- **Description of the task**
Each line of the listing that contains the word "Location" is to be copied.

——————

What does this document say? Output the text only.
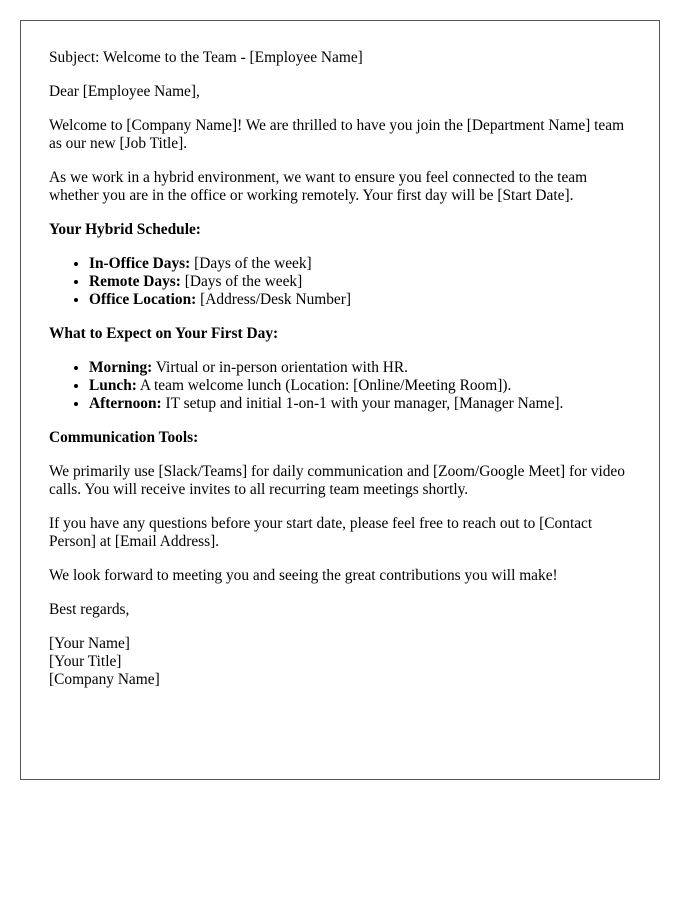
Subject: Welcome to the Team - [Employee Name]

Dear [Employee Name],

Welcome to [Company Name]! We are thrilled to have you join the [Department Name] team as our new [Job Title].

As we work in a hybrid environment, we want to ensure you feel connected to the team whether you are in the office or working remotely. Your first day will be [Start Date].

Your Hybrid Schedule:

• In-Office Days: [Days of the week]
• Remote Days: [Days of the week]
• Office Location: [Address/Desk Number]

What to Expect on Your First Day:

• Morning: Virtual or in-person orientation with HR.
• Lunch: A team welcome lunch (Location: [Online/Meeting Room]).
• Afternoon: IT setup and initial 1-on-1 with your manager, [Manager Name].

Communication Tools:

We primarily use [Slack/Teams] for daily communication and [Zoom/Google Meet] for video calls. You will receive invites to all recurring team meetings shortly.

If you have any questions before your start date, please feel free to reach out to [Contact Person] at [Email Address].

We look forward to meeting you and seeing the great contributions you will make!

Best regards,

[Your Name]
[Your Title]
[Company Name]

——————

- **Finished task**
• Office Location: [Address/Desk Number]
• Lunch: A team welcome lunch (Location: [Online/Meeting Room]).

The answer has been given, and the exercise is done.